§ DIRECTIONS: Repeat the material below exactly, with no pictures.

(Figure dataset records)
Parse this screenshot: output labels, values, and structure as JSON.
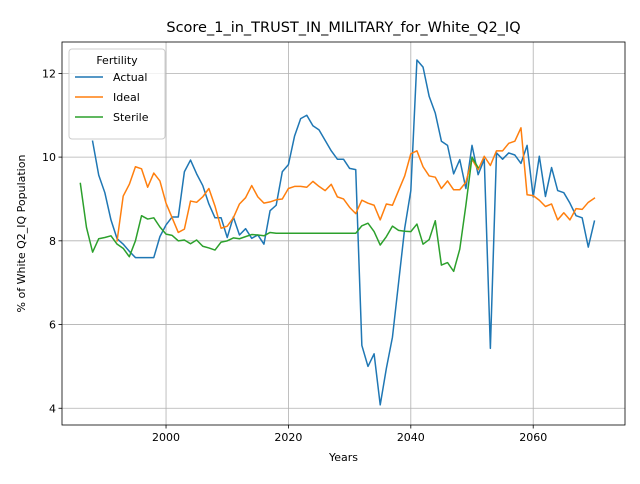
{
  "chart_data": {
    "type": "line",
    "title": "Score_1_in_TRUST_IN_MILITARY_for_White_Q2_IQ",
    "xlabel": "Years",
    "ylabel": "% of White Q2_IQ Population",
    "xlim": [
      1983,
      2075
    ],
    "ylim": [
      3.6,
      12.75
    ],
    "xticks": [
      2000,
      2020,
      2040,
      2060
    ],
    "yticks": [
      4,
      6,
      8,
      10,
      12
    ],
    "grid": true,
    "legend": {
      "title": "Fertility",
      "placement": "top-left"
    },
    "series": [
      {
        "name": "Actual",
        "color": "#1f77b4",
        "x": [
          1988,
          1989,
          1990,
          1991,
          1992,
          1993,
          1994,
          1995,
          1996,
          1997,
          1998,
          1999,
          2000,
          2001,
          2002,
          2003,
          2004,
          2005,
          2006,
          2007,
          2008,
          2009,
          2010,
          2011,
          2012,
          2013,
          2014,
          2015,
          2016,
          2017,
          2018,
          2019,
          2020,
          2021,
          2022,
          2023,
          2024,
          2025,
          2026,
          2027,
          2028,
          2029,
          2030,
          2031,
          2032,
          2033,
          2034,
          2035,
          2036,
          2037,
          2038,
          2039,
          2040,
          2041,
          2042,
          2043,
          2044,
          2045,
          2046,
          2047,
          2048,
          2049,
          2050,
          2051,
          2052,
          2053,
          2054,
          2055,
          2056,
          2057,
          2058,
          2059,
          2060,
          2061,
          2062,
          2063,
          2064,
          2065,
          2066,
          2067,
          2068,
          2069,
          2070
        ],
        "y": [
          10.38,
          9.57,
          9.15,
          8.5,
          8.05,
          7.92,
          7.75,
          7.6,
          7.6,
          7.6,
          7.6,
          8.1,
          8.38,
          8.57,
          8.57,
          9.65,
          9.93,
          9.6,
          9.32,
          8.88,
          8.55,
          8.55,
          8.08,
          8.57,
          8.14,
          8.29,
          8.06,
          8.14,
          7.92,
          8.72,
          8.85,
          9.65,
          9.82,
          10.5,
          10.92,
          11.0,
          10.75,
          10.65,
          10.4,
          10.15,
          9.95,
          9.95,
          9.73,
          9.7,
          5.5,
          5.0,
          5.3,
          4.08,
          4.95,
          5.7,
          7.0,
          8.3,
          9.2,
          12.32,
          12.15,
          11.45,
          11.05,
          10.38,
          10.28,
          9.6,
          9.94,
          9.25,
          10.28,
          9.58,
          9.95,
          5.43,
          10.1,
          9.95,
          10.1,
          10.05,
          9.85,
          10.28,
          9.05,
          10.02,
          9.06,
          9.75,
          9.2,
          9.15,
          8.9,
          8.6,
          8.55,
          7.85,
          8.47
        ]
      },
      {
        "name": "Ideal",
        "color": "#ff7f0e",
        "x": [
          1992,
          1993,
          1994,
          1995,
          1996,
          1997,
          1998,
          1999,
          2000,
          2001,
          2002,
          2003,
          2004,
          2005,
          2006,
          2007,
          2008,
          2009,
          2010,
          2011,
          2012,
          2013,
          2014,
          2015,
          2016,
          2017,
          2018,
          2019,
          2020,
          2021,
          2022,
          2023,
          2024,
          2025,
          2026,
          2027,
          2028,
          2029,
          2030,
          2031,
          2032,
          2033,
          2034,
          2035,
          2036,
          2037,
          2038,
          2039,
          2040,
          2041,
          2042,
          2043,
          2044,
          2045,
          2046,
          2047,
          2048,
          2049,
          2050,
          2051,
          2052,
          2053,
          2054,
          2055,
          2056,
          2057,
          2058,
          2059,
          2060,
          2061,
          2062,
          2063,
          2064,
          2065,
          2066,
          2067,
          2068,
          2069,
          2070
        ],
        "y": [
          8.0,
          9.07,
          9.35,
          9.77,
          9.72,
          9.28,
          9.62,
          9.43,
          8.9,
          8.55,
          8.2,
          8.28,
          8.95,
          8.92,
          9.05,
          9.25,
          8.83,
          8.3,
          8.35,
          8.55,
          8.88,
          9.03,
          9.32,
          9.05,
          8.9,
          8.93,
          8.98,
          9.0,
          9.25,
          9.3,
          9.3,
          9.28,
          9.42,
          9.3,
          9.2,
          9.35,
          9.05,
          9.0,
          8.8,
          8.65,
          8.97,
          8.9,
          8.85,
          8.5,
          8.88,
          8.85,
          9.2,
          9.55,
          10.08,
          10.15,
          9.77,
          9.55,
          9.52,
          9.25,
          9.43,
          9.22,
          9.22,
          9.4,
          9.95,
          9.7,
          10.02,
          9.8,
          10.15,
          10.15,
          10.33,
          10.38,
          10.7,
          9.1,
          9.08,
          8.97,
          8.82,
          8.88,
          8.5,
          8.67,
          8.5,
          8.77,
          8.75,
          8.92,
          9.02
        ]
      },
      {
        "name": "Sterile",
        "color": "#2ca02c",
        "x": [
          1986,
          1987,
          1988,
          1989,
          1990,
          1991,
          1992,
          1993,
          1994,
          1995,
          1996,
          1997,
          1998,
          1999,
          2000,
          2001,
          2002,
          2003,
          2004,
          2005,
          2006,
          2007,
          2008,
          2009,
          2010,
          2011,
          2012,
          2013,
          2014,
          2015,
          2016,
          2017,
          2018,
          2019,
          2020,
          2021,
          2022,
          2023,
          2024,
          2025,
          2026,
          2027,
          2028,
          2029,
          2030,
          2031,
          2032,
          2033,
          2034,
          2035,
          2036,
          2037,
          2038,
          2039,
          2040,
          2041,
          2042,
          2043,
          2044,
          2045,
          2046,
          2047,
          2048,
          2049,
          2050,
          2051
        ],
        "y": [
          9.37,
          8.32,
          7.73,
          8.05,
          8.08,
          8.12,
          7.92,
          7.82,
          7.62,
          8.0,
          8.6,
          8.52,
          8.55,
          8.33,
          8.16,
          8.13,
          8.0,
          8.02,
          7.93,
          8.02,
          7.87,
          7.83,
          7.78,
          7.97,
          8.0,
          8.07,
          8.05,
          8.1,
          8.15,
          8.14,
          8.12,
          8.2,
          8.18,
          8.18,
          8.18,
          8.18,
          8.18,
          8.18,
          8.18,
          8.18,
          8.18,
          8.18,
          8.18,
          8.18,
          8.18,
          8.18,
          8.36,
          8.42,
          8.22,
          7.9,
          8.1,
          8.35,
          8.25,
          8.23,
          8.22,
          8.4,
          7.92,
          8.03,
          8.48,
          7.42,
          7.48,
          7.27,
          7.8,
          8.85,
          10.0,
          9.75
        ]
      }
    ]
  }
}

§ SOLUTION BELOW:
Parse this screenshot: output labels, values, and structure as JSON.
{
  "chart_data": {
    "type": "line",
    "title": "Score_1_in_TRUST_IN_MILITARY_for_White_Q2_IQ",
    "xlabel": "Years",
    "ylabel": "% of White Q2_IQ Population",
    "xlim": [
      1983,
      2075
    ],
    "ylim": [
      3.6,
      12.75
    ],
    "xticks": [
      2000,
      2020,
      2040,
      2060
    ],
    "yticks": [
      4,
      6,
      8,
      10,
      12
    ],
    "grid": true,
    "legend": {
      "title": "Fertility",
      "placement": "top-left"
    },
    "series": [
      {
        "name": "Actual",
        "color": "#1f77b4",
        "x": [
          1988,
          1989,
          1990,
          1991,
          1992,
          1993,
          1994,
          1995,
          1996,
          1997,
          1998,
          1999,
          2000,
          2001,
          2002,
          2003,
          2004,
          2005,
          2006,
          2007,
          2008,
          2009,
          2010,
          2011,
          2012,
          2013,
          2014,
          2015,
          2016,
          2017,
          2018,
          2019,
          2020,
          2021,
          2022,
          2023,
          2024,
          2025,
          2026,
          2027,
          2028,
          2029,
          2030,
          2031,
          2032,
          2033,
          2034,
          2035,
          2036,
          2037,
          2038,
          2039,
          2040,
          2041,
          2042,
          2043,
          2044,
          2045,
          2046,
          2047,
          2048,
          2049,
          2050,
          2051,
          2052,
          2053,
          2054,
          2055,
          2056,
          2057,
          2058,
          2059,
          2060,
          2061,
          2062,
          2063,
          2064,
          2065,
          2066,
          2067,
          2068,
          2069,
          2070
        ],
        "y": [
          10.38,
          9.57,
          9.15,
          8.5,
          8.05,
          7.92,
          7.75,
          7.6,
          7.6,
          7.6,
          7.6,
          8.1,
          8.38,
          8.57,
          8.57,
          9.65,
          9.93,
          9.6,
          9.32,
          8.88,
          8.55,
          8.55,
          8.08,
          8.57,
          8.14,
          8.29,
          8.06,
          8.14,
          7.92,
          8.72,
          8.85,
          9.65,
          9.82,
          10.5,
          10.92,
          11.0,
          10.75,
          10.65,
          10.4,
          10.15,
          9.95,
          9.95,
          9.73,
          9.7,
          5.5,
          5.0,
          5.3,
          4.08,
          4.95,
          5.7,
          7.0,
          8.3,
          9.2,
          12.32,
          12.15,
          11.45,
          11.05,
          10.38,
          10.28,
          9.6,
          9.94,
          9.25,
          10.28,
          9.58,
          9.95,
          5.43,
          10.1,
          9.95,
          10.1,
          10.05,
          9.85,
          10.28,
          9.05,
          10.02,
          9.06,
          9.75,
          9.2,
          9.15,
          8.9,
          8.6,
          8.55,
          7.85,
          8.47
        ]
      },
      {
        "name": "Ideal",
        "color": "#ff7f0e",
        "x": [
          1992,
          1993,
          1994,
          1995,
          1996,
          1997,
          1998,
          1999,
          2000,
          2001,
          2002,
          2003,
          2004,
          2005,
          2006,
          2007,
          2008,
          2009,
          2010,
          2011,
          2012,
          2013,
          2014,
          2015,
          2016,
          2017,
          2018,
          2019,
          2020,
          2021,
          2022,
          2023,
          2024,
          2025,
          2026,
          2027,
          2028,
          2029,
          2030,
          2031,
          2032,
          2033,
          2034,
          2035,
          2036,
          2037,
          2038,
          2039,
          2040,
          2041,
          2042,
          2043,
          2044,
          2045,
          2046,
          2047,
          2048,
          2049,
          2050,
          2051,
          2052,
          2053,
          2054,
          2055,
          2056,
          2057,
          2058,
          2059,
          2060,
          2061,
          2062,
          2063,
          2064,
          2065,
          2066,
          2067,
          2068,
          2069,
          2070
        ],
        "y": [
          8.0,
          9.07,
          9.35,
          9.77,
          9.72,
          9.28,
          9.62,
          9.43,
          8.9,
          8.55,
          8.2,
          8.28,
          8.95,
          8.92,
          9.05,
          9.25,
          8.83,
          8.3,
          8.35,
          8.55,
          8.88,
          9.03,
          9.32,
          9.05,
          8.9,
          8.93,
          8.98,
          9.0,
          9.25,
          9.3,
          9.3,
          9.28,
          9.42,
          9.3,
          9.2,
          9.35,
          9.05,
          9.0,
          8.8,
          8.65,
          8.97,
          8.9,
          8.85,
          8.5,
          8.88,
          8.85,
          9.2,
          9.55,
          10.08,
          10.15,
          9.77,
          9.55,
          9.52,
          9.25,
          9.43,
          9.22,
          9.22,
          9.4,
          9.95,
          9.7,
          10.02,
          9.8,
          10.15,
          10.15,
          10.33,
          10.38,
          10.7,
          9.1,
          9.08,
          8.97,
          8.82,
          8.88,
          8.5,
          8.67,
          8.5,
          8.77,
          8.75,
          8.92,
          9.02
        ]
      },
      {
        "name": "Sterile",
        "color": "#2ca02c",
        "x": [
          1986,
          1987,
          1988,
          1989,
          1990,
          1991,
          1992,
          1993,
          1994,
          1995,
          1996,
          1997,
          1998,
          1999,
          2000,
          2001,
          2002,
          2003,
          2004,
          2005,
          2006,
          2007,
          2008,
          2009,
          2010,
          2011,
          2012,
          2013,
          2014,
          2015,
          2016,
          2017,
          2018,
          2019,
          2020,
          2021,
          2022,
          2023,
          2024,
          2025,
          2026,
          2027,
          2028,
          2029,
          2030,
          2031,
          2032,
          2033,
          2034,
          2035,
          2036,
          2037,
          2038,
          2039,
          2040,
          2041,
          2042,
          2043,
          2044,
          2045,
          2046,
          2047,
          2048,
          2049,
          2050,
          2051
        ],
        "y": [
          9.37,
          8.32,
          7.73,
          8.05,
          8.08,
          8.12,
          7.92,
          7.82,
          7.62,
          8.0,
          8.6,
          8.52,
          8.55,
          8.33,
          8.16,
          8.13,
          8.0,
          8.02,
          7.93,
          8.02,
          7.87,
          7.83,
          7.78,
          7.97,
          8.0,
          8.07,
          8.05,
          8.1,
          8.15,
          8.14,
          8.12,
          8.2,
          8.18,
          8.18,
          8.18,
          8.18,
          8.18,
          8.18,
          8.18,
          8.18,
          8.18,
          8.18,
          8.18,
          8.18,
          8.18,
          8.18,
          8.36,
          8.42,
          8.22,
          7.9,
          8.1,
          8.35,
          8.25,
          8.23,
          8.22,
          8.4,
          7.92,
          8.03,
          8.48,
          7.42,
          7.48,
          7.27,
          7.8,
          8.85,
          10.0,
          9.75
        ]
      }
    ]
  }
}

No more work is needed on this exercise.